▸ **Aim of the exercise**: Lay out the material as a numbered list, covering only the stretch from the line containing "data-point bbox=[504, 477, 512, 484]" through the line containing "data-point bbox=[413, 545, 421, 552]", both included, and leaving out blank lines.

--- BEGIN Materials provided ---

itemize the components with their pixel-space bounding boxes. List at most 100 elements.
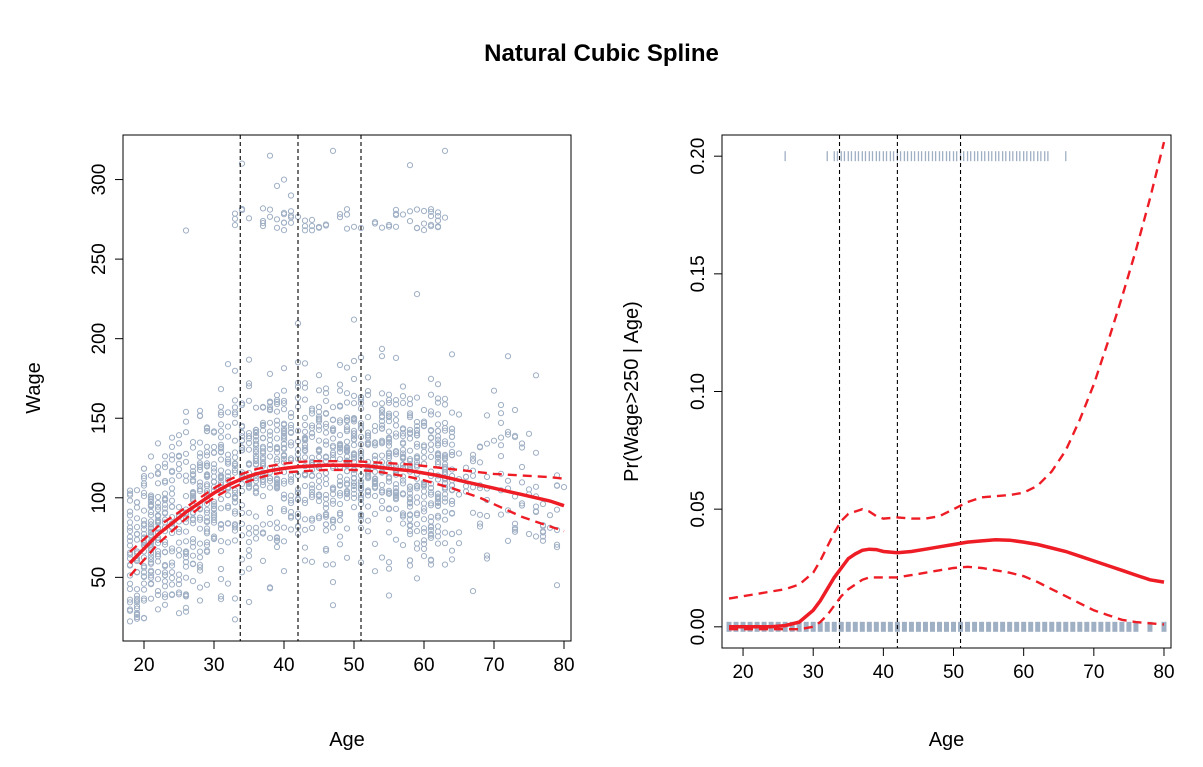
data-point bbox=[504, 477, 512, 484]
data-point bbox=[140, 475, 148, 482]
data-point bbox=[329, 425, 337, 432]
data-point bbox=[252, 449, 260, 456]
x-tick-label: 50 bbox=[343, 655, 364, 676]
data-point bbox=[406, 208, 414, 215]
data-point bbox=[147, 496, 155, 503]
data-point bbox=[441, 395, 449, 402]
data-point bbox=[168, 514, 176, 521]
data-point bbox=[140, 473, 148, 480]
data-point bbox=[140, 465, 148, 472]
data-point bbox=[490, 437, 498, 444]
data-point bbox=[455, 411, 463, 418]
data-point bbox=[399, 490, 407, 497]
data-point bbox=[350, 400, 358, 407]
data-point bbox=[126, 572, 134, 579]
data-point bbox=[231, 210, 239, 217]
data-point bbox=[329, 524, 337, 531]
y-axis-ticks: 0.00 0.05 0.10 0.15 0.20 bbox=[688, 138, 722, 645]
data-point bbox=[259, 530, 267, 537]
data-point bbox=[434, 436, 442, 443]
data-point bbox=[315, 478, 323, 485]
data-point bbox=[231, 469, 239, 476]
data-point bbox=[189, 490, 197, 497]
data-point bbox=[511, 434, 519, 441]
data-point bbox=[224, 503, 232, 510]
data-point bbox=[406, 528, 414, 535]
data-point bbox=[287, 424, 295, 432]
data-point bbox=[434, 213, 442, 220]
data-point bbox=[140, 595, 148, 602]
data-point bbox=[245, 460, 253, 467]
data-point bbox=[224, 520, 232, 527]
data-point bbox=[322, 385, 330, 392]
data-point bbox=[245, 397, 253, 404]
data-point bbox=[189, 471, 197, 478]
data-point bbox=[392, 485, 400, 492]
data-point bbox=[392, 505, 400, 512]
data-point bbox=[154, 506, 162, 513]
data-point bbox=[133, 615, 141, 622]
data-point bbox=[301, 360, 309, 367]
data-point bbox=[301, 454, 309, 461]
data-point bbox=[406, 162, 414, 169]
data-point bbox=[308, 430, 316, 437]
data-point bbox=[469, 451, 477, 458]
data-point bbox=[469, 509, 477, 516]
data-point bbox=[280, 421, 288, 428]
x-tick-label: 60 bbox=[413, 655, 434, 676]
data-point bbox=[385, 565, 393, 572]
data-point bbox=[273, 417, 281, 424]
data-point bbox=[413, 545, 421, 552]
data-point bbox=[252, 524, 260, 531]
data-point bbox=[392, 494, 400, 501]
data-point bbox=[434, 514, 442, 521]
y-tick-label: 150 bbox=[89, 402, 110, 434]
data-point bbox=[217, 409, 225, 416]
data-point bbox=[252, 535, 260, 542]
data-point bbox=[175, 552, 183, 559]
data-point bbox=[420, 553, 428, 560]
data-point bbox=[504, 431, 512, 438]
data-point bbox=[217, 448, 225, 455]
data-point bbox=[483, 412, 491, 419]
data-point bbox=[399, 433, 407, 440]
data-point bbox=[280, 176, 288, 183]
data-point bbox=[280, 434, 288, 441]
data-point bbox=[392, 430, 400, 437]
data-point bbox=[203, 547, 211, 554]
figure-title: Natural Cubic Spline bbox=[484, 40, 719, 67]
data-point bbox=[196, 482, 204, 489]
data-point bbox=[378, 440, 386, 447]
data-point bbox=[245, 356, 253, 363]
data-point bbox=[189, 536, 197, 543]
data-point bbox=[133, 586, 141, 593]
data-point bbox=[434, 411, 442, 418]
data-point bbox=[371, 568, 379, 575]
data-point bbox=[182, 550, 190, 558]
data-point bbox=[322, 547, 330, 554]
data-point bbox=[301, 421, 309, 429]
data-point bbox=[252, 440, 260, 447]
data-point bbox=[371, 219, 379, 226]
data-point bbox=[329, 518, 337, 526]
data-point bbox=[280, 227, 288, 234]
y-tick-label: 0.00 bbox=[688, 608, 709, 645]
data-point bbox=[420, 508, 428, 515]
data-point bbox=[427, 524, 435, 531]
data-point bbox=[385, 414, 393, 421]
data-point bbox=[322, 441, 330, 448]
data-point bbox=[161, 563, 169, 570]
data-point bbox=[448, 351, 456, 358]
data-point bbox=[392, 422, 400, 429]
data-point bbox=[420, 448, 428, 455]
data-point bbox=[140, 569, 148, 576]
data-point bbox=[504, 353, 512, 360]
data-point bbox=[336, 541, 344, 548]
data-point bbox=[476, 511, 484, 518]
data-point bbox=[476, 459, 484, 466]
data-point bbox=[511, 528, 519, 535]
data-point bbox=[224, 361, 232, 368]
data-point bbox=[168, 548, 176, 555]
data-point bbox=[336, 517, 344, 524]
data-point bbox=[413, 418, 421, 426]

--- END Materials provided ---
--- BEGIN Materials provided ---

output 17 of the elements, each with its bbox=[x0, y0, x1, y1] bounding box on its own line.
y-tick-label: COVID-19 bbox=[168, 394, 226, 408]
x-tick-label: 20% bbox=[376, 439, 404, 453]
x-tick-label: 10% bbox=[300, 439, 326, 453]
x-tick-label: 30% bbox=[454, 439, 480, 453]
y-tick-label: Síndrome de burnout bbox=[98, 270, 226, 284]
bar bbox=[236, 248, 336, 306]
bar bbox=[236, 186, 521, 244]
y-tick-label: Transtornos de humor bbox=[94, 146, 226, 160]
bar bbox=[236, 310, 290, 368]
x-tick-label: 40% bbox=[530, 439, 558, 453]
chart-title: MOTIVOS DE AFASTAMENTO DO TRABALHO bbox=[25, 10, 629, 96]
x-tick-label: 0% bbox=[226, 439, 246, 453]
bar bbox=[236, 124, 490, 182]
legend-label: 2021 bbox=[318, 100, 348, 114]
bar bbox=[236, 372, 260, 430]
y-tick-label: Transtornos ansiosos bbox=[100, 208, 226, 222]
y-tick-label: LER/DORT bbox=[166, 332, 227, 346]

--- END Materials provided ---

▸ **Answer**:
1. data-point bbox=[504, 477, 512, 484]
2. data-point bbox=[140, 475, 148, 482]
3. data-point bbox=[329, 425, 337, 432]
4. data-point bbox=[252, 449, 260, 456]
5. x-tick-label: 50 bbox=[343, 655, 364, 676]
6. data-point bbox=[406, 208, 414, 215]
7. data-point bbox=[147, 496, 155, 503]
8. data-point bbox=[441, 395, 449, 402]
9. data-point bbox=[168, 514, 176, 521]
10. data-point bbox=[140, 473, 148, 480]
11. data-point bbox=[140, 465, 148, 472]
12. data-point bbox=[490, 437, 498, 444]
13. data-point bbox=[455, 411, 463, 418]
14. data-point bbox=[399, 490, 407, 497]
15. data-point bbox=[350, 400, 358, 407]
16. data-point bbox=[126, 572, 134, 579]
17. data-point bbox=[231, 210, 239, 217]
18. data-point bbox=[329, 524, 337, 531]
19. y-axis-ticks: 0.00 0.05 0.10 0.15 0.20 bbox=[688, 138, 722, 645]
20. data-point bbox=[259, 530, 267, 537]
21. data-point bbox=[434, 436, 442, 443]
22. data-point bbox=[315, 478, 323, 485]
23. data-point bbox=[231, 469, 239, 476]
24. data-point bbox=[189, 490, 197, 497]
25. data-point bbox=[511, 434, 519, 441]
26. data-point bbox=[224, 503, 232, 510]
27. data-point bbox=[406, 528, 414, 535]
28. data-point bbox=[287, 424, 295, 432]
29. data-point bbox=[434, 213, 442, 220]
30. data-point bbox=[140, 595, 148, 602]
31. data-point bbox=[245, 460, 253, 467]
32. data-point bbox=[224, 520, 232, 527]
33. data-point bbox=[322, 385, 330, 392]
34. data-point bbox=[245, 397, 253, 404]
35. data-point bbox=[189, 471, 197, 478]
36. data-point bbox=[392, 485, 400, 492]
37. data-point bbox=[392, 505, 400, 512]
38. data-point bbox=[154, 506, 162, 513]
39. data-point bbox=[133, 615, 141, 622]
40. data-point bbox=[301, 360, 309, 367]
41. data-point bbox=[301, 454, 309, 461]
42. data-point bbox=[406, 162, 414, 169]
43. data-point bbox=[308, 430, 316, 437]
44. data-point bbox=[469, 451, 477, 458]
45. data-point bbox=[469, 509, 477, 516]
46. data-point bbox=[280, 421, 288, 428]
47. x-tick-label: 60 bbox=[413, 655, 434, 676]
48. data-point bbox=[385, 565, 393, 572]
49. data-point bbox=[273, 417, 281, 424]
50. data-point bbox=[413, 545, 421, 552]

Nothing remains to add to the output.